JOB: From the listing below, pull out every line where the string "Dorji" appears.

Records excerpted from a collection:

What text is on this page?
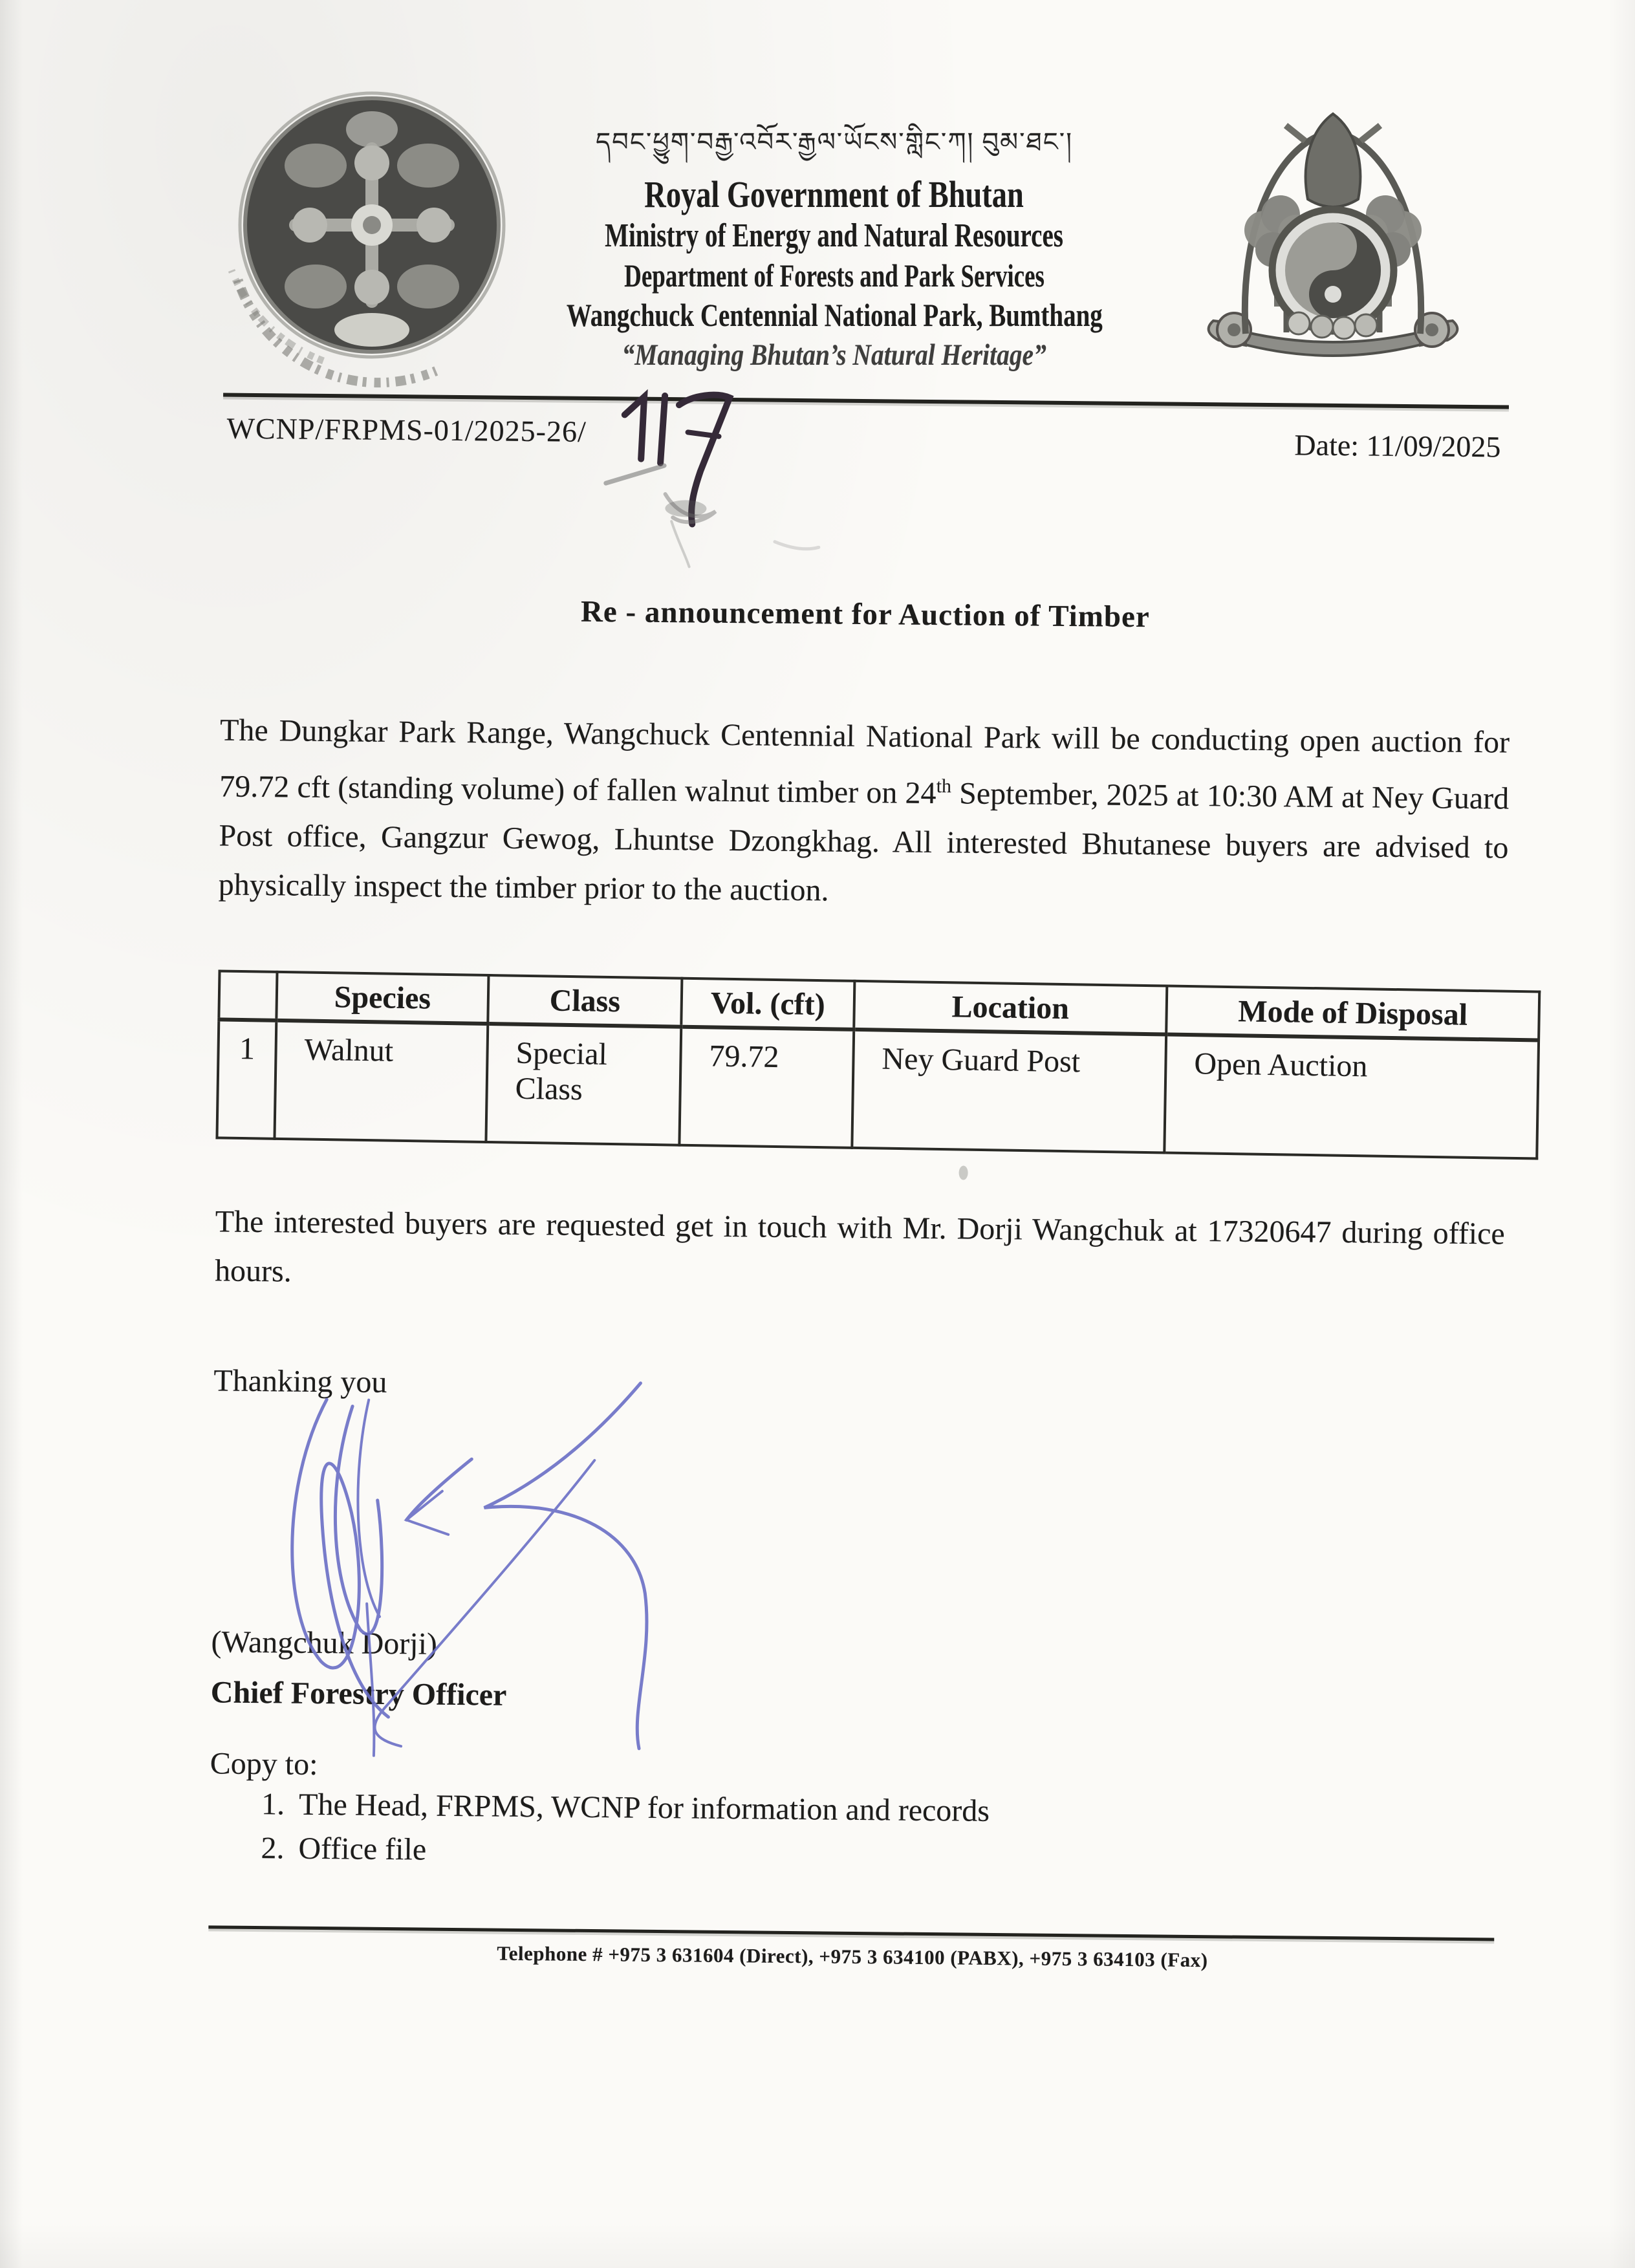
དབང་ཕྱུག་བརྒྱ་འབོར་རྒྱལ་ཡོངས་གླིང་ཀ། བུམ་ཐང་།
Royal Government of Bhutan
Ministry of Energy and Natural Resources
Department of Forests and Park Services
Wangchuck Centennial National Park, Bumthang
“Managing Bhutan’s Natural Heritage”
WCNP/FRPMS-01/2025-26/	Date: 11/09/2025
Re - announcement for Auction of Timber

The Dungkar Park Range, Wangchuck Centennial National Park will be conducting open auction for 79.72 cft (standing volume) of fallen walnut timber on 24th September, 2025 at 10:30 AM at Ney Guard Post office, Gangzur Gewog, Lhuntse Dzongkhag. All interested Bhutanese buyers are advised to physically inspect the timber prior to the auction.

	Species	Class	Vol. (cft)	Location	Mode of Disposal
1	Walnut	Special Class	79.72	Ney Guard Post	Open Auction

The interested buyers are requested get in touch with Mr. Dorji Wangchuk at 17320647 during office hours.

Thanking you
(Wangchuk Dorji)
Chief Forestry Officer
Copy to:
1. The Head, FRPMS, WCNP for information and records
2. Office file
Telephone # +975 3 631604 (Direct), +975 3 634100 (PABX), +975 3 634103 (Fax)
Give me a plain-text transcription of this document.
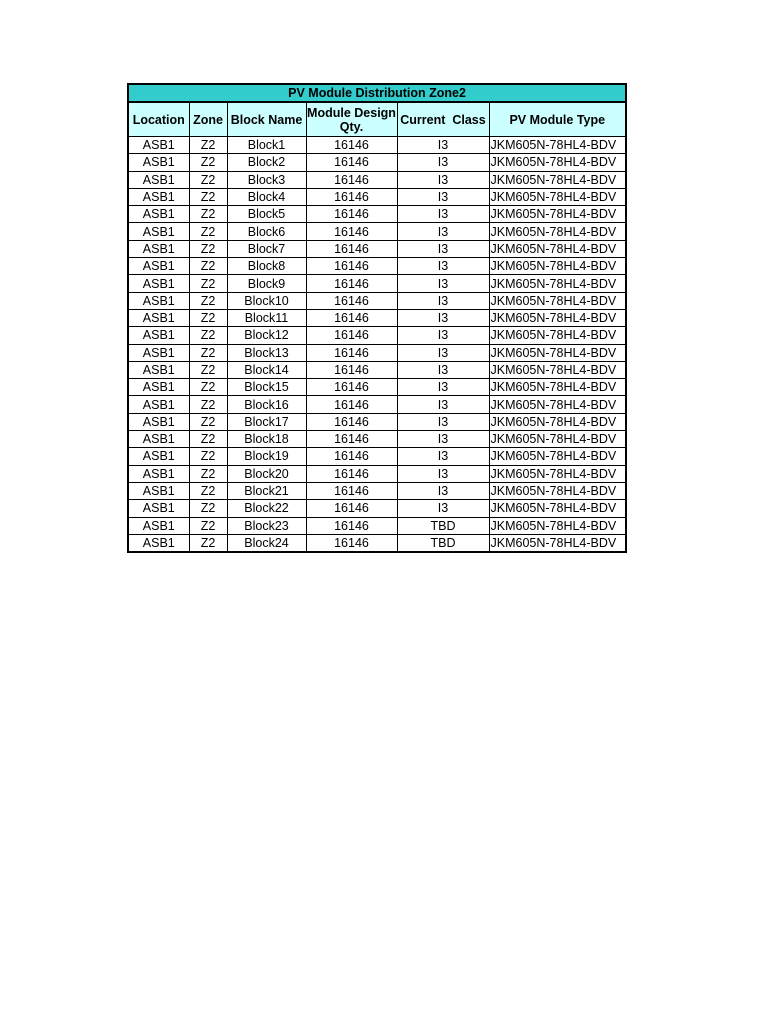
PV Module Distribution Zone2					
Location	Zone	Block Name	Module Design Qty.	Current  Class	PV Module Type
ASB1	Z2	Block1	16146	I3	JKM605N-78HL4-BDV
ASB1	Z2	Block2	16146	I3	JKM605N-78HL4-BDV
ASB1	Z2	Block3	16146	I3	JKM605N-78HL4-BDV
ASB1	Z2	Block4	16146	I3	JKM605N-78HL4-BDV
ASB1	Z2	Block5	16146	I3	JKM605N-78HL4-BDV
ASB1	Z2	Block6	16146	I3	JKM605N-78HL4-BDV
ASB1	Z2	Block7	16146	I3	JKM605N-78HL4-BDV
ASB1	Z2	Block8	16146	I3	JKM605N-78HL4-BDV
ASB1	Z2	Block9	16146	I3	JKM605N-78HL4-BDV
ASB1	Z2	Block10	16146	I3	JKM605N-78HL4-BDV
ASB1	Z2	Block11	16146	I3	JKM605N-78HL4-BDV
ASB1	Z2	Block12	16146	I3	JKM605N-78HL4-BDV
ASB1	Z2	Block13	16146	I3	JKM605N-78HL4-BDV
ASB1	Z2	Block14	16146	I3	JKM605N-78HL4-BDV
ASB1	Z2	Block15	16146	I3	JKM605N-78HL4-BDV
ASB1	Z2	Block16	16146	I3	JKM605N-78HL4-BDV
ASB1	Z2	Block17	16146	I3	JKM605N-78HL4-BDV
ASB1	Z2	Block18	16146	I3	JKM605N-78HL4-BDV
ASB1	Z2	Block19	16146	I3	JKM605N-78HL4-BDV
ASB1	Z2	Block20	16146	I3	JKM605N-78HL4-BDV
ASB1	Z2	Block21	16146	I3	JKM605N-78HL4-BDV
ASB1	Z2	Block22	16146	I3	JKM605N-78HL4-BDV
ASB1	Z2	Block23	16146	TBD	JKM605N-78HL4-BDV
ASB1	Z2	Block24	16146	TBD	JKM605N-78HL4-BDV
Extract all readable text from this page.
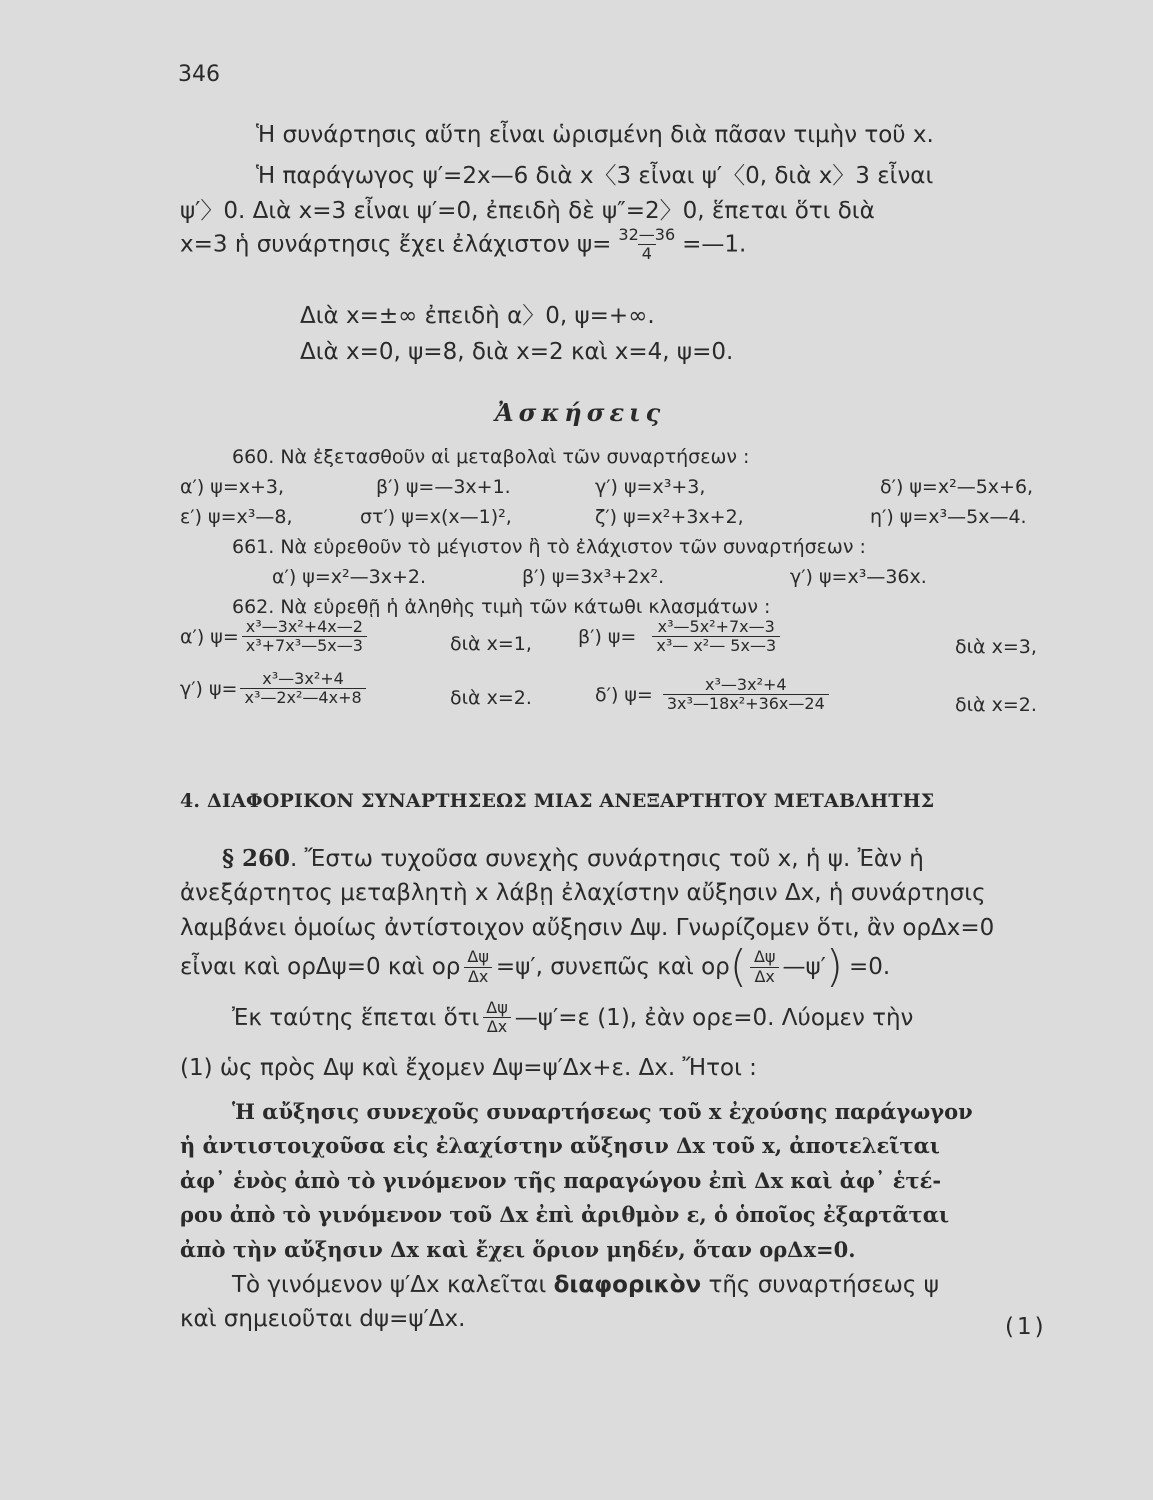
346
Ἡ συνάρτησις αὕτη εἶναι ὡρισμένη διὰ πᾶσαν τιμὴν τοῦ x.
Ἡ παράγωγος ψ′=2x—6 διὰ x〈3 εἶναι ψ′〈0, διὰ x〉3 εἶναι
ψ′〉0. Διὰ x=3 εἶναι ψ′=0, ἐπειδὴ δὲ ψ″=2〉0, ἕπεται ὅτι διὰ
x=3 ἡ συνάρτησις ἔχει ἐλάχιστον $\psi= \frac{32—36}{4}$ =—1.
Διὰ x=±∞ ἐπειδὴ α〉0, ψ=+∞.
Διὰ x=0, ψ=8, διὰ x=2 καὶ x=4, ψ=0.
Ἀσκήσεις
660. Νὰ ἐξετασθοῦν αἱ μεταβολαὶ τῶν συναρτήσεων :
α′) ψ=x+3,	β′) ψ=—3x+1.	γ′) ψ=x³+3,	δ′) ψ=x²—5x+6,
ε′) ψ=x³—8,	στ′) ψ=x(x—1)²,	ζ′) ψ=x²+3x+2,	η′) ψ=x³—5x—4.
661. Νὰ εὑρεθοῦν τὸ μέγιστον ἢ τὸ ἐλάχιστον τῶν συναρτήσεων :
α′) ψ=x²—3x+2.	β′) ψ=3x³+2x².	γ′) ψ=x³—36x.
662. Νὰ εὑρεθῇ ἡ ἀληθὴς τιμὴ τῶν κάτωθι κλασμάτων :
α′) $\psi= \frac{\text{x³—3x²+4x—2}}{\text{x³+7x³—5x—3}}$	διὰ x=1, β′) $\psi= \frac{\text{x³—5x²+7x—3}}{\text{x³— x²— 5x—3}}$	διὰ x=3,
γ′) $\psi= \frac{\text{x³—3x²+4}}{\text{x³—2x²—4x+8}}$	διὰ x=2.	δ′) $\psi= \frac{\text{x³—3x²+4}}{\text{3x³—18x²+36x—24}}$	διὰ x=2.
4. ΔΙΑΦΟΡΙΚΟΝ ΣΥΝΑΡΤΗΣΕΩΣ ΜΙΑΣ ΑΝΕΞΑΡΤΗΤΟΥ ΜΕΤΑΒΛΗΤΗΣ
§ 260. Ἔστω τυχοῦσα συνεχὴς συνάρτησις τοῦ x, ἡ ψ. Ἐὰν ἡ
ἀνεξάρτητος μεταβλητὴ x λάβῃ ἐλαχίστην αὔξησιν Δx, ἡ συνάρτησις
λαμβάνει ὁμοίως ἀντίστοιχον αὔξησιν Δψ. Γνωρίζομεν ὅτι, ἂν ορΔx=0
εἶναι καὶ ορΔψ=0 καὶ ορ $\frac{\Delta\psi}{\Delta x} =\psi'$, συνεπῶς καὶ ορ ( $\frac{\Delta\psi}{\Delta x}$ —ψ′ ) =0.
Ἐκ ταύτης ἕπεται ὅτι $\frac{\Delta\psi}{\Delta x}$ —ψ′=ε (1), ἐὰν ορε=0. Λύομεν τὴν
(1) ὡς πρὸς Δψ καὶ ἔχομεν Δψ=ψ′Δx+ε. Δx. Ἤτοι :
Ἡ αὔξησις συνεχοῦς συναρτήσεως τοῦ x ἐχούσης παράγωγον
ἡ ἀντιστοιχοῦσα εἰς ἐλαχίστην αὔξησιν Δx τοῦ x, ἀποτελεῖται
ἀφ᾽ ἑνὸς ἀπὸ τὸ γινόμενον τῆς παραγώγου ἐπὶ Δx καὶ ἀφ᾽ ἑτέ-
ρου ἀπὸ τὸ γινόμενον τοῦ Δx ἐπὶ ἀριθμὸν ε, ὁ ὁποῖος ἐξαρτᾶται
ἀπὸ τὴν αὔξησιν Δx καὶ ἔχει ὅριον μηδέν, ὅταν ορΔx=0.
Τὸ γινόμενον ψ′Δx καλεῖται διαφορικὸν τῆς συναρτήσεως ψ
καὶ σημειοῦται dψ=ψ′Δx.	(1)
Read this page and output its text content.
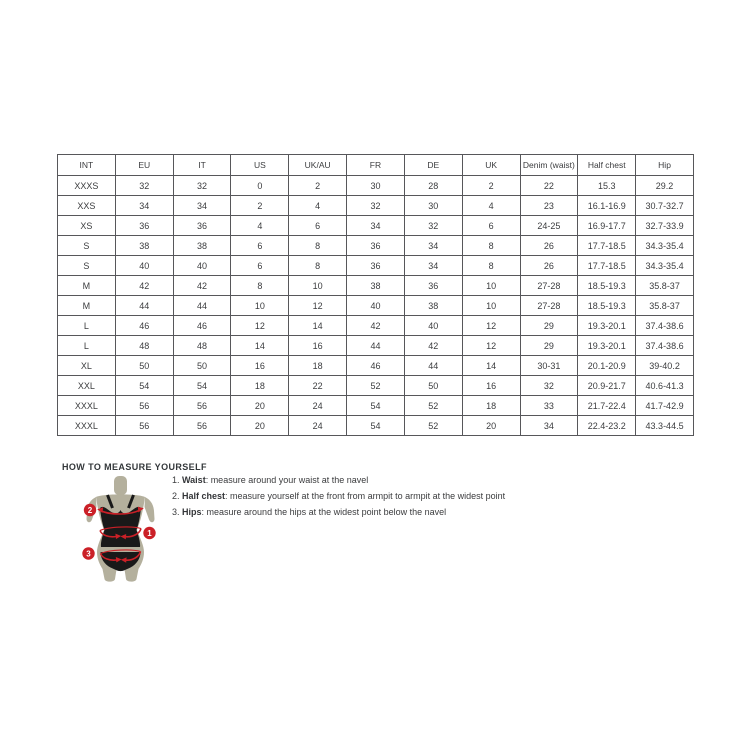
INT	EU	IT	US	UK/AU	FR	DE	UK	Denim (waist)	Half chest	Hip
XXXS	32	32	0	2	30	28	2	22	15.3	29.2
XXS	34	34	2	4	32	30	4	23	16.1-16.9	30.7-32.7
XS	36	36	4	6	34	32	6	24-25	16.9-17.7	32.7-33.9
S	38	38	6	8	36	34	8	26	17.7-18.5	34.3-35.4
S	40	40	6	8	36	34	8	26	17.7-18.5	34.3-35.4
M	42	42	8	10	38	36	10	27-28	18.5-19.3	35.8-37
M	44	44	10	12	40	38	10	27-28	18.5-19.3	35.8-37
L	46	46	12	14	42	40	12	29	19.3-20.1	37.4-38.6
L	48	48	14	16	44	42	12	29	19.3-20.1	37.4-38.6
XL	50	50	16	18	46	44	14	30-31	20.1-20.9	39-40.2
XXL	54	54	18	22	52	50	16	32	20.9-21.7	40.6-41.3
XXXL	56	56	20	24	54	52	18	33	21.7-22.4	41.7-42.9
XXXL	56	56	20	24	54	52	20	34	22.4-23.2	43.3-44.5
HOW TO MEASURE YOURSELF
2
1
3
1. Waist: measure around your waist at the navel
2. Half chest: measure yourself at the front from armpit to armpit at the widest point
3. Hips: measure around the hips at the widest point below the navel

IN RESPONSE:
The interested buyers are requested get in touch with Mr. Dorji Wangchuk at 17320647 during office hours.
(Wangchuk Dorji)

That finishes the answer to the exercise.